[BEGIN Extracted information]

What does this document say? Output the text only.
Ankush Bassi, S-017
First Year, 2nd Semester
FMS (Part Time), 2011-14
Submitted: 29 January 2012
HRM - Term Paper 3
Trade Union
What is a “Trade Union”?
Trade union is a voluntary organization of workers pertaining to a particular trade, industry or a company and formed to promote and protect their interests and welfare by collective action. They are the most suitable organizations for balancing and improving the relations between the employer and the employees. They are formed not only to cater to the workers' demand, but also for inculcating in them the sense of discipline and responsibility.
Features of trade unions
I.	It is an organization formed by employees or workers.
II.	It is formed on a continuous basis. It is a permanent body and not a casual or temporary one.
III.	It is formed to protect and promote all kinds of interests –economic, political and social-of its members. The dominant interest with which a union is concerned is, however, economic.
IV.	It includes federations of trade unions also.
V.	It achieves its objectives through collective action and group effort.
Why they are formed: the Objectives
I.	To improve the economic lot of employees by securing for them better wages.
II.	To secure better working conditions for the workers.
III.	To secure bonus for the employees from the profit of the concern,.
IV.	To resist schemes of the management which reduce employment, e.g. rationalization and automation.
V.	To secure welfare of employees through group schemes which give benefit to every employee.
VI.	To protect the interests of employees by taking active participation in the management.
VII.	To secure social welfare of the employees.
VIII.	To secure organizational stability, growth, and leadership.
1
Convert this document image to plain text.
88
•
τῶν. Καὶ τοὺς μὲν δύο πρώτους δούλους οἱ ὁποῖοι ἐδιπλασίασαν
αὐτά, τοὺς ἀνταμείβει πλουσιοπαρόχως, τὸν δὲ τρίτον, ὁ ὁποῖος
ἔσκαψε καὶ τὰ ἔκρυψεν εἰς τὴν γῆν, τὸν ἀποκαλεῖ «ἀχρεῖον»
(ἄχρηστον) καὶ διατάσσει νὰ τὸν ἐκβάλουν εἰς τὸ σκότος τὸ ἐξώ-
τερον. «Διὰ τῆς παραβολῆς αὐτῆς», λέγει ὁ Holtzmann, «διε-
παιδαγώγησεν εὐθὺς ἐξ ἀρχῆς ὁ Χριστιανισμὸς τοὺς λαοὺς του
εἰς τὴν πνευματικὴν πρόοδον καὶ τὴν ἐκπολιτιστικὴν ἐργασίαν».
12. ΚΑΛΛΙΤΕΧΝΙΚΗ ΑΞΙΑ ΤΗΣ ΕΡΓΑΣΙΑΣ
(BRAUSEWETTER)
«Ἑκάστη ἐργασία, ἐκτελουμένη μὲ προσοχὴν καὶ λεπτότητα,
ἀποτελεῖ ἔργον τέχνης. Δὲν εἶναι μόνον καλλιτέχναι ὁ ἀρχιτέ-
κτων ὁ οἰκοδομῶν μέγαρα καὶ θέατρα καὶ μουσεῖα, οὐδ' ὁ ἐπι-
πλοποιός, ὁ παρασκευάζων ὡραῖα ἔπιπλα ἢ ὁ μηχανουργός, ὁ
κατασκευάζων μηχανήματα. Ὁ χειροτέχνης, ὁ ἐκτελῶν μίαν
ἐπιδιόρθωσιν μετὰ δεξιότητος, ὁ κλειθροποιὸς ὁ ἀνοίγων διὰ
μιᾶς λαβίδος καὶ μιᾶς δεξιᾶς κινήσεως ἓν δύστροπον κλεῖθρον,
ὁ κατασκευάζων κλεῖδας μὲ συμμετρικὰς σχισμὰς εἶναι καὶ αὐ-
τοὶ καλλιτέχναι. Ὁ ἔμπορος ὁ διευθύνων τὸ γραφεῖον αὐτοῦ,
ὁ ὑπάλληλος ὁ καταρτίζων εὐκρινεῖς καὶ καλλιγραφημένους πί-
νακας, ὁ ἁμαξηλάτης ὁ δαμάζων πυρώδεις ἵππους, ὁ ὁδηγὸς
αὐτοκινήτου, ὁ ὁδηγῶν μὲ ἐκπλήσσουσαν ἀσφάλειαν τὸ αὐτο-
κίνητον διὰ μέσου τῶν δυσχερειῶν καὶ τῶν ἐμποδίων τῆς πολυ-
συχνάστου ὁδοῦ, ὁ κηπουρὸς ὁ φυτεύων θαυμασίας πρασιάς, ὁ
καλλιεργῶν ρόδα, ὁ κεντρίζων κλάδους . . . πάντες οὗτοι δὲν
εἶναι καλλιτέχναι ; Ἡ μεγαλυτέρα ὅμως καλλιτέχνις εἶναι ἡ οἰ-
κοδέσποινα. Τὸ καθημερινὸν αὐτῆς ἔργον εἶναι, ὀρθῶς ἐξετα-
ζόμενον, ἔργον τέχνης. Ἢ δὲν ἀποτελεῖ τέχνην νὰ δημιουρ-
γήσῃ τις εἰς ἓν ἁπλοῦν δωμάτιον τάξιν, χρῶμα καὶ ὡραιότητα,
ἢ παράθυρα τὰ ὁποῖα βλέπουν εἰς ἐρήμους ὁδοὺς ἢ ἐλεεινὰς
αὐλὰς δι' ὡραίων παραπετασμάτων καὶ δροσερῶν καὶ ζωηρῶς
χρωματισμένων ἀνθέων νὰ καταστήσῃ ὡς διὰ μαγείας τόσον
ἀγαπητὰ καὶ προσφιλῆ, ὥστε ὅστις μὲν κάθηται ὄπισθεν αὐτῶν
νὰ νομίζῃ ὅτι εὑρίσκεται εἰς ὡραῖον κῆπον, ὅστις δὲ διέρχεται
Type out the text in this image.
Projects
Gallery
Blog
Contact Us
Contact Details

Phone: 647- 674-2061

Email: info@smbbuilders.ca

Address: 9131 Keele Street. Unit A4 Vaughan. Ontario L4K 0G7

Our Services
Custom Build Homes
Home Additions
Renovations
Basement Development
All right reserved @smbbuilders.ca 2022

[END Extracted information]

=== Directions ===
Go through the records above and set each one down exactly, please.

=== Output of the task ===
What does this document say? Output the text only.
Ankush Bassi, S-017
First Year, 2nd Semester
FMS (Part Time), 2011-14
Submitted: 29 January 2012
HRM - Term Paper 3
Trade Union
What is a “Trade Union”?
Trade union is a voluntary organization of workers pertaining to a particular trade, industry or a company and formed to promote and protect their interests and welfare by collective action. They are the most suitable organizations for balancing and improving the relations between the employer and the employees. They are formed not only to cater to the workers' demand, but also for inculcating in them the sense of discipline and responsibility.
Features of trade unions
I.	It is an organization formed by employees or workers.
II.	It is formed on a continuous basis. It is a permanent body and not a casual or temporary one.
III.	It is formed to protect and promote all kinds of interests –economic, political and social-of its members. The dominant interest with which a union is concerned is, however, economic.
IV.	It includes federations of trade unions also.
V.	It achieves its objectives through collective action and group effort.
Why they are formed: the Objectives
I.	To improve the economic lot of employees by securing for them better wages.
II.	To secure better working conditions for the workers.
III.	To secure bonus for the employees from the profit of the concern,.
IV.	To resist schemes of the management which reduce employment, e.g. rationalization and automation.
V.	To secure welfare of employees through group schemes which give benefit to every employee.
VI.	To protect the interests of employees by taking active participation in the management.
VII.	To secure social welfare of the employees.
VIII.	To secure organizational stability, growth, and leadership.
1
Convert this document image to plain text.
88
•
τῶν. Καὶ τοὺς μὲν δύο πρώτους δούλους οἱ ὁποῖοι ἐδιπλασίασαν
αὐτά, τοὺς ἀνταμείβει πλουσιοπαρόχως, τὸν δὲ τρίτον, ὁ ὁποῖος
ἔσκαψε καὶ τὰ ἔκρυψεν εἰς τὴν γῆν, τὸν ἀποκαλεῖ «ἀχρεῖον»
(ἄχρηστον) καὶ διατάσσει νὰ τὸν ἐκβάλουν εἰς τὸ σκότος τὸ ἐξώ-
τερον. «Διὰ τῆς παραβολῆς αὐτῆς», λέγει ὁ Holtzmann, «διε-
παιδαγώγησεν εὐθὺς ἐξ ἀρχῆς ὁ Χριστιανισμὸς τοὺς λαοὺς του
εἰς τὴν πνευματικὴν πρόοδον καὶ τὴν ἐκπολιτιστικὴν ἐργασίαν».
12. ΚΑΛΛΙΤΕΧΝΙΚΗ ΑΞΙΑ ΤΗΣ ΕΡΓΑΣΙΑΣ
(BRAUSEWETTER)
«Ἑκάστη ἐργασία, ἐκτελουμένη μὲ προσοχὴν καὶ λεπτότητα,
ἀποτελεῖ ἔργον τέχνης. Δὲν εἶναι μόνον καλλιτέχναι ὁ ἀρχιτέ-
κτων ὁ οἰκοδομῶν μέγαρα καὶ θέατρα καὶ μουσεῖα, οὐδ' ὁ ἐπι-
πλοποιός, ὁ παρασκευάζων ὡραῖα ἔπιπλα ἢ ὁ μηχανουργός, ὁ
κατασκευάζων μηχανήματα. Ὁ χειροτέχνης, ὁ ἐκτελῶν μίαν
ἐπιδιόρθωσιν μετὰ δεξιότητος, ὁ κλειθροποιὸς ὁ ἀνοίγων διὰ
μιᾶς λαβίδος καὶ μιᾶς δεξιᾶς κινήσεως ἓν δύστροπον κλεῖθρον,
ὁ κατασκευάζων κλεῖδας μὲ συμμετρικὰς σχισμὰς εἶναι καὶ αὐ-
τοὶ καλλιτέχναι. Ὁ ἔμπορος ὁ διευθύνων τὸ γραφεῖον αὐτοῦ,
ὁ ὑπάλληλος ὁ καταρτίζων εὐκρινεῖς καὶ καλλιγραφημένους πί-
νακας, ὁ ἁμαξηλάτης ὁ δαμάζων πυρώδεις ἵππους, ὁ ὁδηγὸς
αὐτοκινήτου, ὁ ὁδηγῶν μὲ ἐκπλήσσουσαν ἀσφάλειαν τὸ αὐτο-
κίνητον διὰ μέσου τῶν δυσχερειῶν καὶ τῶν ἐμποδίων τῆς πολυ-
συχνάστου ὁδοῦ, ὁ κηπουρὸς ὁ φυτεύων θαυμασίας πρασιάς, ὁ
καλλιεργῶν ρόδα, ὁ κεντρίζων κλάδους . . . πάντες οὗτοι δὲν
εἶναι καλλιτέχναι ; Ἡ μεγαλυτέρα ὅμως καλλιτέχνις εἶναι ἡ οἰ-
κοδέσποινα. Τὸ καθημερινὸν αὐτῆς ἔργον εἶναι, ὀρθῶς ἐξετα-
ζόμενον, ἔργον τέχνης. Ἢ δὲν ἀποτελεῖ τέχνην νὰ δημιουρ-
γήσῃ τις εἰς ἓν ἁπλοῦν δωμάτιον τάξιν, χρῶμα καὶ ὡραιότητα,
ἢ παράθυρα τὰ ὁποῖα βλέπουν εἰς ἐρήμους ὁδοὺς ἢ ἐλεεινὰς
αὐλὰς δι' ὡραίων παραπετασμάτων καὶ δροσερῶν καὶ ζωηρῶς
χρωματισμένων ἀνθέων νὰ καταστήσῃ ὡς διὰ μαγείας τόσον
ἀγαπητὰ καὶ προσφιλῆ, ὥστε ὅστις μὲν κάθηται ὄπισθεν αὐτῶν
νὰ νομίζῃ ὅτι εὑρίσκεται εἰς ὡραῖον κῆπον, ὅστις δὲ διέρχεται
Type out the text in this image.
Projects
Gallery
Blog
Contact Us
Contact Details

Phone: 647- 674-2061

Email: info@smbbuilders.ca

Address: 9131 Keele Street. Unit A4 Vaughan. Ontario L4K 0G7

Our Services
Custom Build Homes
Home Additions
Renovations
Basement Development
All right reserved @smbbuilders.ca 2022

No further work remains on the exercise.